> Stored rows
++++

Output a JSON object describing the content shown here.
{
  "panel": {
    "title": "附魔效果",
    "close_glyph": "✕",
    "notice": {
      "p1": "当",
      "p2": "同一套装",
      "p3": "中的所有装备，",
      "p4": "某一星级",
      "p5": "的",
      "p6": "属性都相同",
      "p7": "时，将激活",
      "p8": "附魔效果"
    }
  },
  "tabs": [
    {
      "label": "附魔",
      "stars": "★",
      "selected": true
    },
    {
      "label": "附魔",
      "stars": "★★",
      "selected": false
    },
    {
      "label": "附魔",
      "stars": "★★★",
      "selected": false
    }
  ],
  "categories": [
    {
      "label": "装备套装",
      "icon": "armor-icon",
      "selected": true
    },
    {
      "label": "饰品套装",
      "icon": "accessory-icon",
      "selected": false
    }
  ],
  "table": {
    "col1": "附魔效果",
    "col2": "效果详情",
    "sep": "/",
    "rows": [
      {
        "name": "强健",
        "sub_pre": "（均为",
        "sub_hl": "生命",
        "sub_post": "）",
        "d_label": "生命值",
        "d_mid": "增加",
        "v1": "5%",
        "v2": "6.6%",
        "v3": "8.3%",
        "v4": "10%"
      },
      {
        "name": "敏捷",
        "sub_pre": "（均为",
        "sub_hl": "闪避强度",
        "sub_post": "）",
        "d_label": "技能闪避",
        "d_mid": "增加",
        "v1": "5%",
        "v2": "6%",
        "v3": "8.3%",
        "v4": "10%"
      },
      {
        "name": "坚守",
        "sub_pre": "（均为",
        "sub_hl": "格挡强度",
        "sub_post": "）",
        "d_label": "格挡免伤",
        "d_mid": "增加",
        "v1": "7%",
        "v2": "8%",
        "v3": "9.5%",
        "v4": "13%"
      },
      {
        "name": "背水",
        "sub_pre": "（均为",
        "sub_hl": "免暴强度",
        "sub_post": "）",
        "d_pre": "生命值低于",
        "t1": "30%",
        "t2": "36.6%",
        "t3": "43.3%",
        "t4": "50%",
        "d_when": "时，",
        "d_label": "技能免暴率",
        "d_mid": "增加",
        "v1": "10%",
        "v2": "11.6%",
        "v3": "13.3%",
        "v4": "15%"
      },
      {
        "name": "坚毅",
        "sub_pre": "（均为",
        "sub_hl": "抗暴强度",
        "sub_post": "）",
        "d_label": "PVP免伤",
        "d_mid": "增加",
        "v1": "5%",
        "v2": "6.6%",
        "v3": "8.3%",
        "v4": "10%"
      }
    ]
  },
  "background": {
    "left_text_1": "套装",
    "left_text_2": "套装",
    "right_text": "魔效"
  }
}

++++

> Task to complete
Retype the records in full. Keep every line identical to the original.

> Response to this exercise
Output a JSON object describing the content shown here.
{
  "panel": {
    "title": "附魔效果",
    "close_glyph": "✕",
    "notice": {
      "p1": "当",
      "p2": "同一套装",
      "p3": "中的所有装备，",
      "p4": "某一星级",
      "p5": "的",
      "p6": "属性都相同",
      "p7": "时，将激活",
      "p8": "附魔效果"
    }
  },
  "tabs": [
    {
      "label": "附魔",
      "stars": "★",
      "selected": true
    },
    {
      "label": "附魔",
      "stars": "★★",
      "selected": false
    },
    {
      "label": "附魔",
      "stars": "★★★",
      "selected": false
    }
  ],
  "categories": [
    {
      "label": "装备套装",
      "icon": "armor-icon",
      "selected": true
    },
    {
      "label": "饰品套装",
      "icon": "accessory-icon",
      "selected": false
    }
  ],
  "table": {
    "col1": "附魔效果",
    "col2": "效果详情",
    "sep": "/",
    "rows": [
      {
        "name": "强健",
        "sub_pre": "（均为",
        "sub_hl": "生命",
        "sub_post": "）",
        "d_label": "生命值",
        "d_mid": "增加",
        "v1": "5%",
        "v2": "6.6%",
        "v3": "8.3%",
        "v4": "10%"
      },
      {
        "name": "敏捷",
        "sub_pre": "（均为",
        "sub_hl": "闪避强度",
        "sub_post": "）",
        "d_label": "技能闪避",
        "d_mid": "增加",
        "v1": "5%",
        "v2": "6%",
        "v3": "8.3%",
        "v4": "10%"
      },
      {
        "name": "坚守",
        "sub_pre": "（均为",
        "sub_hl": "格挡强度",
        "sub_post": "）",
        "d_label": "格挡免伤",
        "d_mid": "增加",
        "v1": "7%",
        "v2": "8%",
        "v3": "9.5%",
        "v4": "13%"
      },
      {
        "name": "背水",
        "sub_pre": "（均为",
        "sub_hl": "免暴强度",
        "sub_post": "）",
        "d_pre": "生命值低于",
        "t1": "30%",
        "t2": "36.6%",
        "t3": "43.3%",
        "t4": "50%",
        "d_when": "时，",
        "d_label": "技能免暴率",
        "d_mid": "增加",
        "v1": "10%",
        "v2": "11.6%",
        "v3": "13.3%",
        "v4": "15%"
      },
      {
        "name": "坚毅",
        "sub_pre": "（均为",
        "sub_hl": "抗暴强度",
        "sub_post": "）",
        "d_label": "PVP免伤",
        "d_mid": "增加",
        "v1": "5%",
        "v2": "6.6%",
        "v3": "8.3%",
        "v4": "10%"
      }
    ]
  },
  "background": {
    "left_text_1": "套装",
    "left_text_2": "套装",
    "right_text": "魔效"
  }
}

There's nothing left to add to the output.